(REQUIREMENT) Every line of the data that contains the string "команды" must be copied.

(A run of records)
▼▼▼

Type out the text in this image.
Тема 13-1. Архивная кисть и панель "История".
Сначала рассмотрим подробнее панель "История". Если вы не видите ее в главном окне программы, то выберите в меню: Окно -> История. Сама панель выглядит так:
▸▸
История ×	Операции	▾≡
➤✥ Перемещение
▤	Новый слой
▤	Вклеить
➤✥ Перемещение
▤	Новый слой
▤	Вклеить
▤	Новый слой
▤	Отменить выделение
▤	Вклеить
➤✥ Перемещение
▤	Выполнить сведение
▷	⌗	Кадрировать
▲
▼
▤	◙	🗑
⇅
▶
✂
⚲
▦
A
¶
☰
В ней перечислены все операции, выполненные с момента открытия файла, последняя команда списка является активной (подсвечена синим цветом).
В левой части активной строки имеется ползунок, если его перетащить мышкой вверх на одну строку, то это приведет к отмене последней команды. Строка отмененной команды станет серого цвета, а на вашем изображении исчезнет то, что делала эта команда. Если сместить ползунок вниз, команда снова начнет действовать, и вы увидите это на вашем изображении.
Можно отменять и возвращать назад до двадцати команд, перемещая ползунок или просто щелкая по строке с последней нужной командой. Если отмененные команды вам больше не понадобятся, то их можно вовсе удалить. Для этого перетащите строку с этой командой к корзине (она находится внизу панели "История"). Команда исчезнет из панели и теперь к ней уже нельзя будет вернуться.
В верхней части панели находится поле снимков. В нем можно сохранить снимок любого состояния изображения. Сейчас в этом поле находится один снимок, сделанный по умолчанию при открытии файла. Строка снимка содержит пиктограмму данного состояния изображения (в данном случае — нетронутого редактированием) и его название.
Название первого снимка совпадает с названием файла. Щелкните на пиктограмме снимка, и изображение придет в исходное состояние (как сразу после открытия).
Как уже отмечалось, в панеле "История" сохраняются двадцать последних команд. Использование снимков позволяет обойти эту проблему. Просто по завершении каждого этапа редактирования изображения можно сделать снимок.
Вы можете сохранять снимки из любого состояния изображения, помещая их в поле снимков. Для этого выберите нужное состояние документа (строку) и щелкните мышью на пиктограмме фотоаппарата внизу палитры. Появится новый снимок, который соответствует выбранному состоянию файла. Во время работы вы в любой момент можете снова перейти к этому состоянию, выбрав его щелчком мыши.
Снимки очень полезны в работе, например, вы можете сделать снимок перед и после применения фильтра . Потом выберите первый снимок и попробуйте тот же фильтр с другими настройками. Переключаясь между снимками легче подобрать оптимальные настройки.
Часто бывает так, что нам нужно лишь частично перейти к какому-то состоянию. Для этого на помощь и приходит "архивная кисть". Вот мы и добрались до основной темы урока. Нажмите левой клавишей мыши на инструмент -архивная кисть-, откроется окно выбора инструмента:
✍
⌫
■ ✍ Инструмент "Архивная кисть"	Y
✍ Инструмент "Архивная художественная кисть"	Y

▲▲▲

(RESULT BELOW)
В левой части активной строки имеется ползунок, если его перетащить мышкой вверх на одну строку, то это приведет к отмене последней команды. Строка отмененной команды станет серого цвета, а на вашем изображении исчезнет то, что делала эта команда. Если сместить ползунок вниз, команда снова начнет действовать, и вы увидите это на вашем изображении.
Можно отменять и возвращать назад до двадцати команд, перемещая ползунок или просто щелкая по строке с последней нужной командой. Если отмененные команды вам больше не понадобятся, то их можно вовсе удалить. Для этого перетащите строку с этой командой к корзине (она находится внизу панели "История"). Команда исчезнет из панели и теперь к ней уже нельзя будет вернуться.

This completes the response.